-------- DATA TO PROCESS
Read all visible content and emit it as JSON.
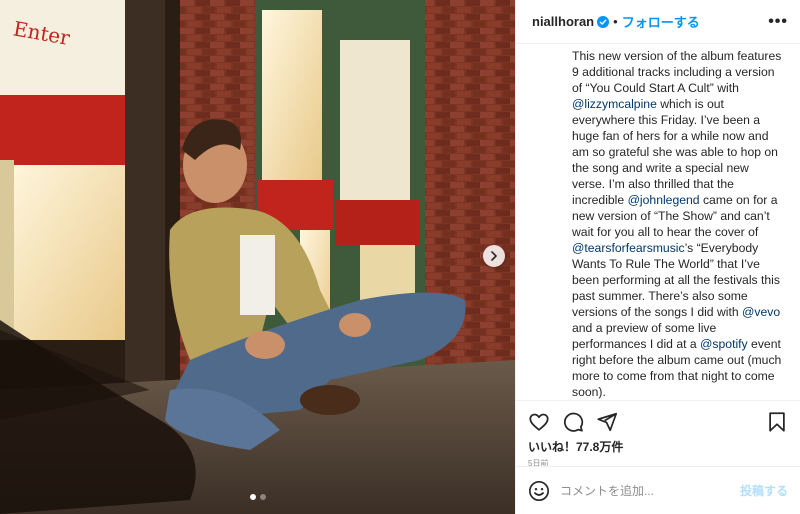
{
  "header": {
    "username": "niallhoran",
    "separator": "•",
    "follow_label": "フォローする",
    "more_label": "•••"
  },
  "caption": {
    "segments": [
      {
        "text": "This new version of the album features 9 additional tracks including a version of “You Could Start A Cult” with ",
        "type": "text"
      },
      {
        "text": "@lizzymcalpine",
        "type": "mention"
      },
      {
        "text": " which is out everywhere this Friday. I’ve been a huge fan of hers for a while now and am so grateful she was able to hop on the song and write a special new verse. I’m also thrilled that the incredible ",
        "type": "text"
      },
      {
        "text": "@johnlegend",
        "type": "mention"
      },
      {
        "text": " came on for a new version of “The Show” and can’t wait for you all to hear the cover of ",
        "type": "text"
      },
      {
        "text": "@tearsforfearsmusic",
        "type": "mention"
      },
      {
        "text": "’s “Everybody Wants To Rule The World” that I’ve been performing at all the festivals this past summer. There’s also some versions of the songs I did with ",
        "type": "text"
      },
      {
        "text": "@vevo",
        "type": "mention"
      },
      {
        "text": " and a preview of some live performances I did at a ",
        "type": "text"
      },
      {
        "text": "@spotify",
        "type": "mention"
      },
      {
        "text": " event right before the album came out (much more to come from that night to come soon).",
        "type": "text"
      }
    ]
  },
  "stats": {
    "likes": "いいね！77.8万件",
    "date": "5日前"
  },
  "comment": {
    "placeholder": "コメントを追加...",
    "post_label": "投稿する"
  },
  "carousel": {
    "total": 2,
    "active": 0
  },
  "colors": {
    "accent": "#0095f6",
    "mention": "#00376b",
    "post_disabled": "#b2dffc",
    "verified": "#0095f6"
  },
  "icons": {
    "verified": "verified-badge-icon",
    "next": "chevron-right-icon",
    "like": "heart-icon",
    "comment": "comment-icon",
    "share": "paper-plane-icon",
    "save": "bookmark-icon",
    "emoji": "smiley-icon"
  }
}
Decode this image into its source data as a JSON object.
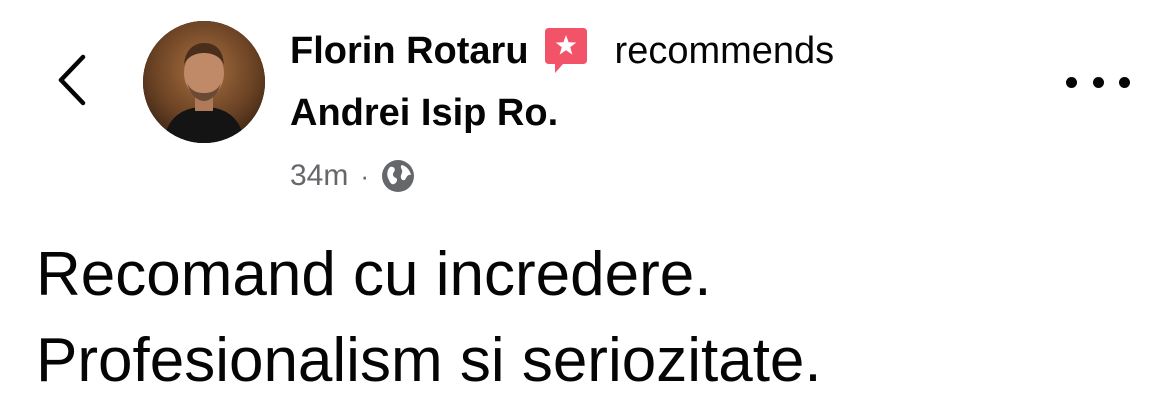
{
  "post": {
    "author": "Florin Rotaru",
    "action": "recommends",
    "page_name": "Andrei Isip Ro.",
    "time": "34m",
    "separator": "·",
    "body_lines": [
      "Recomand cu incredere.",
      "Profesionalism si seriozitate."
    ]
  },
  "icons": {
    "back": "chevron-left-icon",
    "badge": "recommend-badge-icon",
    "audience": "globe-icon",
    "more": "more-horizontal-icon"
  },
  "colors": {
    "badge": "#f35369",
    "meta_text": "#65676b",
    "text": "#050505"
  }
}
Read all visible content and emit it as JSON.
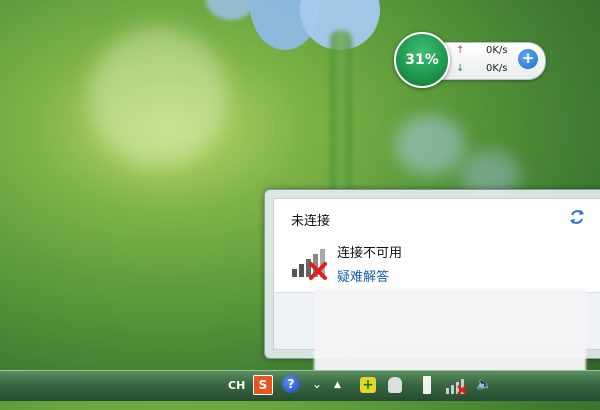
----------------
DIRECTIONS:
Pictures are excluded; copy every other part of the records exactly.

ANSWER TO THIS TASK:
Read all visible content and emit it as JSON.
{
  "header": {
    "username": "niallhoran",
    "separator": "•",
    "follow_label": "フォローする",
    "more_label": "•••"
  },
  "caption": {
    "segments": [
      {
        "text": "This new version of the album features 9 additional tracks including a version of “You Could Start A Cult” with ",
        "type": "text"
      },
      {
        "text": "@lizzymcalpine",
        "type": "mention"
      },
      {
        "text": " which is out everywhere this Friday. I’ve been a huge fan of hers for a while now and am so grateful she was able to hop on the song and write a special new verse. I’m also thrilled that the incredible ",
        "type": "text"
      },
      {
        "text": "@johnlegend",
        "type": "mention"
      },
      {
        "text": " came on for a new version of “The Show” and can’t wait for you all to hear the cover of ",
        "type": "text"
      },
      {
        "text": "@tearsforfearsmusic",
        "type": "mention"
      },
      {
        "text": "’s “Everybody Wants To Rule The World” that I’ve been performing at all the festivals this past summer. There’s also some versions of the songs I did with ",
        "type": "text"
      },
      {
        "text": "@vevo",
        "type": "mention"
      },
      {
        "text": " and a preview of some live performances I did at a ",
        "type": "text"
      },
      {
        "text": "@spotify",
        "type": "mention"
      },
      {
        "text": " event right before the album came out (much more to come from that night to come soon).",
        "type": "text"
      }
    ]
  },
  "stats": {
    "likes": "いいね！77.8万件",
    "date": "5日前"
  },
  "comment": {
    "placeholder": "コメントを追加...",
    "post_label": "投稿する"
  },
  "carousel": {
    "total": 2,
    "active": 0
  },
  "colors": {
    "accent": "#0095f6",
    "mention": "#00376b",
    "post_disabled": "#b2dffc",
    "verified": "#0095f6"
  },
  "icons": {
    "verified": "verified-badge-icon",
    "next": "chevron-right-icon",
    "like": "heart-icon",
    "comment": "comment-icon",
    "share": "paper-plane-icon",
    "save": "bookmark-icon",
    "emoji": "smiley-icon"
  }
}
Decode this image into its source data as a JSON object.
{
  "post": {
    "author": "Florin Rotaru",
    "action": "recommends",
    "page_name": "Andrei Isip Ro.",
    "time": "34m",
    "separator": "·",
    "body_lines": [
      "Recomand cu incredere.",
      "Profesionalism si seriozitate."
    ]
  },
  "icons": {
    "back": "chevron-left-icon",
    "badge": "recommend-badge-icon",
    "audience": "globe-icon",
    "more": "more-horizontal-icon"
  },
  "colors": {
    "badge": "#f35369",
    "meta_text": "#65676b",
    "text": "#050505"
  }
}
Read all visible content and emit it as JSON.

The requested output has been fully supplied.